Give back the entire listing verbatim.

——

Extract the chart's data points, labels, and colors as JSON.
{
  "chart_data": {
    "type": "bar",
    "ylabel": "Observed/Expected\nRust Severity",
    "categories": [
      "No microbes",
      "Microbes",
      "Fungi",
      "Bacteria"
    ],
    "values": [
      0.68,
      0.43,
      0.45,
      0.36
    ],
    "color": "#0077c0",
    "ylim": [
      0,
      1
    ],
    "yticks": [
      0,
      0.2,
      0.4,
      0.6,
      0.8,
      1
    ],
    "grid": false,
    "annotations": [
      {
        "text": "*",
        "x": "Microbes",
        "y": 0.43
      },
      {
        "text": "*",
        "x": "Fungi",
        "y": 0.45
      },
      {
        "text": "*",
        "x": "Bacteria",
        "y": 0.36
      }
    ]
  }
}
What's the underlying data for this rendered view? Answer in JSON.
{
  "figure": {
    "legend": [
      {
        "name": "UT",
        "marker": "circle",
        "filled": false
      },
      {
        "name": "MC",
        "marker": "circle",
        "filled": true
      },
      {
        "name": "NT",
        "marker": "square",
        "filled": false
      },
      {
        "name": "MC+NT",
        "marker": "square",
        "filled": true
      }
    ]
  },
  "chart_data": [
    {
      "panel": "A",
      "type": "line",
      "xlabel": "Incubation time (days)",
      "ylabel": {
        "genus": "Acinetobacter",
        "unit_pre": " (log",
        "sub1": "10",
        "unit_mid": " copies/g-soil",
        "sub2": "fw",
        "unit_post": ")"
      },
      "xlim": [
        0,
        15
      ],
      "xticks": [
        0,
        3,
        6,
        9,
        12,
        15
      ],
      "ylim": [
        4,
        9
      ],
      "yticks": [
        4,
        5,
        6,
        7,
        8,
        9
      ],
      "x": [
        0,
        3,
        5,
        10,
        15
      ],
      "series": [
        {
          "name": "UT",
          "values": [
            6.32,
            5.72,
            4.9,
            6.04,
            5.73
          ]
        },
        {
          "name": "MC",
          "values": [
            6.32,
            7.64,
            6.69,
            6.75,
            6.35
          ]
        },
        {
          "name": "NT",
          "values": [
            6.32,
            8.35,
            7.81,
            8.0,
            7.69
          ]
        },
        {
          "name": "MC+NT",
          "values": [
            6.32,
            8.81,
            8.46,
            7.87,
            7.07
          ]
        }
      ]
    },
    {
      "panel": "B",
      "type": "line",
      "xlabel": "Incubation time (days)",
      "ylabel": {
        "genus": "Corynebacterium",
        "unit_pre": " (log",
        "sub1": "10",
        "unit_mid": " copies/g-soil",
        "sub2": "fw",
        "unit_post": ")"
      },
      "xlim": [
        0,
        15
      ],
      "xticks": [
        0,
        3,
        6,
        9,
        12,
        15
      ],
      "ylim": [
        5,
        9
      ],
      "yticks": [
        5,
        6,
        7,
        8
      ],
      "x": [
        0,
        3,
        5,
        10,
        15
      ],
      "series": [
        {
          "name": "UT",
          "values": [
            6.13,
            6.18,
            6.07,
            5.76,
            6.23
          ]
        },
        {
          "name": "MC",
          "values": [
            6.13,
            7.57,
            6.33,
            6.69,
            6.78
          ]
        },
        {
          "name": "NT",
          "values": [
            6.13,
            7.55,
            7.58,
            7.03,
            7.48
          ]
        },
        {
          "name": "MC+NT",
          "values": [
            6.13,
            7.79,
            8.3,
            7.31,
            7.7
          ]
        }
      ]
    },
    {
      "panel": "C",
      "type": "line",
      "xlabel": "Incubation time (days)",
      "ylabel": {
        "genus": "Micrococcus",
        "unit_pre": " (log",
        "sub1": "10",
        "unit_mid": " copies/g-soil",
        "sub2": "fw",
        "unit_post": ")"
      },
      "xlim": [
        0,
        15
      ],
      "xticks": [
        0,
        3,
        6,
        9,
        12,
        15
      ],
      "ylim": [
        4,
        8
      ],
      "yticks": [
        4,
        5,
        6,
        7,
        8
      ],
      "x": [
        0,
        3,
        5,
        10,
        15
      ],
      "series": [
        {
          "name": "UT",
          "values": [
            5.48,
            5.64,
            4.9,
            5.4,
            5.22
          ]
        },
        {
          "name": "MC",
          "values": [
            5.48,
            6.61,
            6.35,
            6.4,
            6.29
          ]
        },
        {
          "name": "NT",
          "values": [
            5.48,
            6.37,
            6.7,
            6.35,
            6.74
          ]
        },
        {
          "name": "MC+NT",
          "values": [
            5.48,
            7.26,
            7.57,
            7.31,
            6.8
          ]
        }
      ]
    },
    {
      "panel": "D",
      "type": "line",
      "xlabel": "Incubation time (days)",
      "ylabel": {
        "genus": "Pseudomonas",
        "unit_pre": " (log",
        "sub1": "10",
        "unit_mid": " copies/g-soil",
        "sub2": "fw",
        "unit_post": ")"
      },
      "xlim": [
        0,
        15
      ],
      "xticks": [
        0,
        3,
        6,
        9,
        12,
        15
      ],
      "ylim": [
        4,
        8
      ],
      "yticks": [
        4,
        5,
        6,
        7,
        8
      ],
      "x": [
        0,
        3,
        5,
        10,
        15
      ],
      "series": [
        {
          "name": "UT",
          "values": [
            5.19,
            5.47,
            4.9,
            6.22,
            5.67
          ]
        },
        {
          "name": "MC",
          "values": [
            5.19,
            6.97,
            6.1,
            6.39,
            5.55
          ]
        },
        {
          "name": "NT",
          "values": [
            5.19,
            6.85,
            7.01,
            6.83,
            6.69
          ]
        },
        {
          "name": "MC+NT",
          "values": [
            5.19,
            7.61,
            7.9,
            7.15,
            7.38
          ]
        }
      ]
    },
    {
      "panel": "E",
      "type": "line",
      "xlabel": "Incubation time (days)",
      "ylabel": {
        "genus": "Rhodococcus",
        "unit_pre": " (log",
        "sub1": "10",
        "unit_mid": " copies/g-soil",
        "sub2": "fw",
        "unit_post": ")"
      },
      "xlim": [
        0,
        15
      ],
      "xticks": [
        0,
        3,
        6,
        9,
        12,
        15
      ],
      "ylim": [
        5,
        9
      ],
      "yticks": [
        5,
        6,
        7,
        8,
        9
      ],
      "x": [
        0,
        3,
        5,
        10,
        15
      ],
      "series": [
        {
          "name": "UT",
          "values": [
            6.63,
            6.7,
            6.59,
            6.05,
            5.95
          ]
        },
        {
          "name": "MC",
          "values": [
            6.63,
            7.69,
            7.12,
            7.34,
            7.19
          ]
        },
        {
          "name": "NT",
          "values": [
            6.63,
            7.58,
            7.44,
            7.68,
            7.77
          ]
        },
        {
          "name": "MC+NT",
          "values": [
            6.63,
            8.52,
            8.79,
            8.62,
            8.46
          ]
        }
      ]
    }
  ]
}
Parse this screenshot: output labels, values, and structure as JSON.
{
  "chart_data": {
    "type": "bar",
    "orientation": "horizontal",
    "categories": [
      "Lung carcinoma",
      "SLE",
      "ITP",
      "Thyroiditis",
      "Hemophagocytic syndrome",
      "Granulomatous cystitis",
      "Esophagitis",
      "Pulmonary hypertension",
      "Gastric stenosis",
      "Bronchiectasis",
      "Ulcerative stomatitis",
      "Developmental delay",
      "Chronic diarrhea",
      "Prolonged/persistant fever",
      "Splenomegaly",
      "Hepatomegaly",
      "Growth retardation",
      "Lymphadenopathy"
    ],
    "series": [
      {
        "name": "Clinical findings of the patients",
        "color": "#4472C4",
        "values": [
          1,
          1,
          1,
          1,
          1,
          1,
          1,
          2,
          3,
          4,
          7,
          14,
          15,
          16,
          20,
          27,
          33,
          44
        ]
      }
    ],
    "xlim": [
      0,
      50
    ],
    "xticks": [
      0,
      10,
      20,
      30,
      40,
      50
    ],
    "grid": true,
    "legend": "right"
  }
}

——

• **RESPONSE FOR THIS EXERCISE**:
Extract the chart's data points, labels, and colors as JSON.
{
  "chart_data": {
    "type": "bar",
    "ylabel": "Observed/Expected\nRust Severity",
    "categories": [
      "No microbes",
      "Microbes",
      "Fungi",
      "Bacteria"
    ],
    "values": [
      0.68,
      0.43,
      0.45,
      0.36
    ],
    "color": "#0077c0",
    "ylim": [
      0,
      1
    ],
    "yticks": [
      0,
      0.2,
      0.4,
      0.6,
      0.8,
      1
    ],
    "grid": false,
    "annotations": [
      {
        "text": "*",
        "x": "Microbes",
        "y": 0.43
      },
      {
        "text": "*",
        "x": "Fungi",
        "y": 0.45
      },
      {
        "text": "*",
        "x": "Bacteria",
        "y": 0.36
      }
    ]
  }
}
What's the underlying data for this rendered view? Answer in JSON.
{
  "figure": {
    "legend": [
      {
        "name": "UT",
        "marker": "circle",
        "filled": false
      },
      {
        "name": "MC",
        "marker": "circle",
        "filled": true
      },
      {
        "name": "NT",
        "marker": "square",
        "filled": false
      },
      {
        "name": "MC+NT",
        "marker": "square",
        "filled": true
      }
    ]
  },
  "chart_data": [
    {
      "panel": "A",
      "type": "line",
      "xlabel": "Incubation time (days)",
      "ylabel": {
        "genus": "Acinetobacter",
        "unit_pre": " (log",
        "sub1": "10",
        "unit_mid": " copies/g-soil",
        "sub2": "fw",
        "unit_post": ")"
      },
      "xlim": [
        0,
        15
      ],
      "xticks": [
        0,
        3,
        6,
        9,
        12,
        15
      ],
      "ylim": [
        4,
        9
      ],
      "yticks": [
        4,
        5,
        6,
        7,
        8,
        9
      ],
      "x": [
        0,
        3,
        5,
        10,
        15
      ],
      "series": [
        {
          "name": "UT",
          "values": [
            6.32,
            5.72,
            4.9,
            6.04,
            5.73
          ]
        },
        {
          "name": "MC",
          "values": [
            6.32,
            7.64,
            6.69,
            6.75,
            6.35
          ]
        },
        {
          "name": "NT",
          "values": [
            6.32,
            8.35,
            7.81,
            8.0,
            7.69
          ]
        },
        {
          "name": "MC+NT",
          "values": [
            6.32,
            8.81,
            8.46,
            7.87,
            7.07
          ]
        }
      ]
    },
    {
      "panel": "B",
      "type": "line",
      "xlabel": "Incubation time (days)",
      "ylabel": {
        "genus": "Corynebacterium",
        "unit_pre": " (log",
        "sub1": "10",
        "unit_mid": " copies/g-soil",
        "sub2": "fw",
        "unit_post": ")"
      },
      "xlim": [
        0,
        15
      ],
      "xticks": [
        0,
        3,
        6,
        9,
        12,
        15
      ],
      "ylim": [
        5,
        9
      ],
      "yticks": [
        5,
        6,
        7,
        8
      ],
      "x": [
        0,
        3,
        5,
        10,
        15
      ],
      "series": [
        {
          "name": "UT",
          "values": [
            6.13,
            6.18,
            6.07,
            5.76,
            6.23
          ]
        },
        {
          "name": "MC",
          "values": [
            6.13,
            7.57,
            6.33,
            6.69,
            6.78
          ]
        },
        {
          "name": "NT",
          "values": [
            6.13,
            7.55,
            7.58,
            7.03,
            7.48
          ]
        },
        {
          "name": "MC+NT",
          "values": [
            6.13,
            7.79,
            8.3,
            7.31,
            7.7
          ]
        }
      ]
    },
    {
      "panel": "C",
      "type": "line",
      "xlabel": "Incubation time (days)",
      "ylabel": {
        "genus": "Micrococcus",
        "unit_pre": " (log",
        "sub1": "10",
        "unit_mid": " copies/g-soil",
        "sub2": "fw",
        "unit_post": ")"
      },
      "xlim": [
        0,
        15
      ],
      "xticks": [
        0,
        3,
        6,
        9,
        12,
        15
      ],
      "ylim": [
        4,
        8
      ],
      "yticks": [
        4,
        5,
        6,
        7,
        8
      ],
      "x": [
        0,
        3,
        5,
        10,
        15
      ],
      "series": [
        {
          "name": "UT",
          "values": [
            5.48,
            5.64,
            4.9,
            5.4,
            5.22
          ]
        },
        {
          "name": "MC",
          "values": [
            5.48,
            6.61,
            6.35,
            6.4,
            6.29
          ]
        },
        {
          "name": "NT",
          "values": [
            5.48,
            6.37,
            6.7,
            6.35,
            6.74
          ]
        },
        {
          "name": "MC+NT",
          "values": [
            5.48,
            7.26,
            7.57,
            7.31,
            6.8
          ]
        }
      ]
    },
    {
      "panel": "D",
      "type": "line",
      "xlabel": "Incubation time (days)",
      "ylabel": {
        "genus": "Pseudomonas",
        "unit_pre": " (log",
        "sub1": "10",
        "unit_mid": " copies/g-soil",
        "sub2": "fw",
        "unit_post": ")"
      },
      "xlim": [
        0,
        15
      ],
      "xticks": [
        0,
        3,
        6,
        9,
        12,
        15
      ],
      "ylim": [
        4,
        8
      ],
      "yticks": [
        4,
        5,
        6,
        7,
        8
      ],
      "x": [
        0,
        3,
        5,
        10,
        15
      ],
      "series": [
        {
          "name": "UT",
          "values": [
            5.19,
            5.47,
            4.9,
            6.22,
            5.67
          ]
        },
        {
          "name": "MC",
          "values": [
            5.19,
            6.97,
            6.1,
            6.39,
            5.55
          ]
        },
        {
          "name": "NT",
          "values": [
            5.19,
            6.85,
            7.01,
            6.83,
            6.69
          ]
        },
        {
          "name": "MC+NT",
          "values": [
            5.19,
            7.61,
            7.9,
            7.15,
            7.38
          ]
        }
      ]
    },
    {
      "panel": "E",
      "type": "line",
      "xlabel": "Incubation time (days)",
      "ylabel": {
        "genus": "Rhodococcus",
        "unit_pre": " (log",
        "sub1": "10",
        "unit_mid": " copies/g-soil",
        "sub2": "fw",
        "unit_post": ")"
      },
      "xlim": [
        0,
        15
      ],
      "xticks": [
        0,
        3,
        6,
        9,
        12,
        15
      ],
      "ylim": [
        5,
        9
      ],
      "yticks": [
        5,
        6,
        7,
        8,
        9
      ],
      "x": [
        0,
        3,
        5,
        10,
        15
      ],
      "series": [
        {
          "name": "UT",
          "values": [
            6.63,
            6.7,
            6.59,
            6.05,
            5.95
          ]
        },
        {
          "name": "MC",
          "values": [
            6.63,
            7.69,
            7.12,
            7.34,
            7.19
          ]
        },
        {
          "name": "NT",
          "values": [
            6.63,
            7.58,
            7.44,
            7.68,
            7.77
          ]
        },
        {
          "name": "MC+NT",
          "values": [
            6.63,
            8.52,
            8.79,
            8.62,
            8.46
          ]
        }
      ]
    }
  ]
}
Parse this screenshot: output labels, values, and structure as JSON.
{
  "chart_data": {
    "type": "bar",
    "orientation": "horizontal",
    "categories": [
      "Lung carcinoma",
      "SLE",
      "ITP",
      "Thyroiditis",
      "Hemophagocytic syndrome",
      "Granulomatous cystitis",
      "Esophagitis",
      "Pulmonary hypertension",
      "Gastric stenosis",
      "Bronchiectasis",
      "Ulcerative stomatitis",
      "Developmental delay",
      "Chronic diarrhea",
      "Prolonged/persistant fever",
      "Splenomegaly",
      "Hepatomegaly",
      "Growth retardation",
      "Lymphadenopathy"
    ],
    "series": [
      {
        "name": "Clinical findings of the patients",
        "color": "#4472C4",
        "values": [
          1,
          1,
          1,
          1,
          1,
          1,
          1,
          2,
          3,
          4,
          7,
          14,
          15,
          16,
          20,
          27,
          33,
          44
        ]
      }
    ],
    "xlim": [
      0,
      50
    ],
    "xticks": [
      0,
      10,
      20,
      30,
      40,
      50
    ],
    "grid": true,
    "legend": "right"
  }
}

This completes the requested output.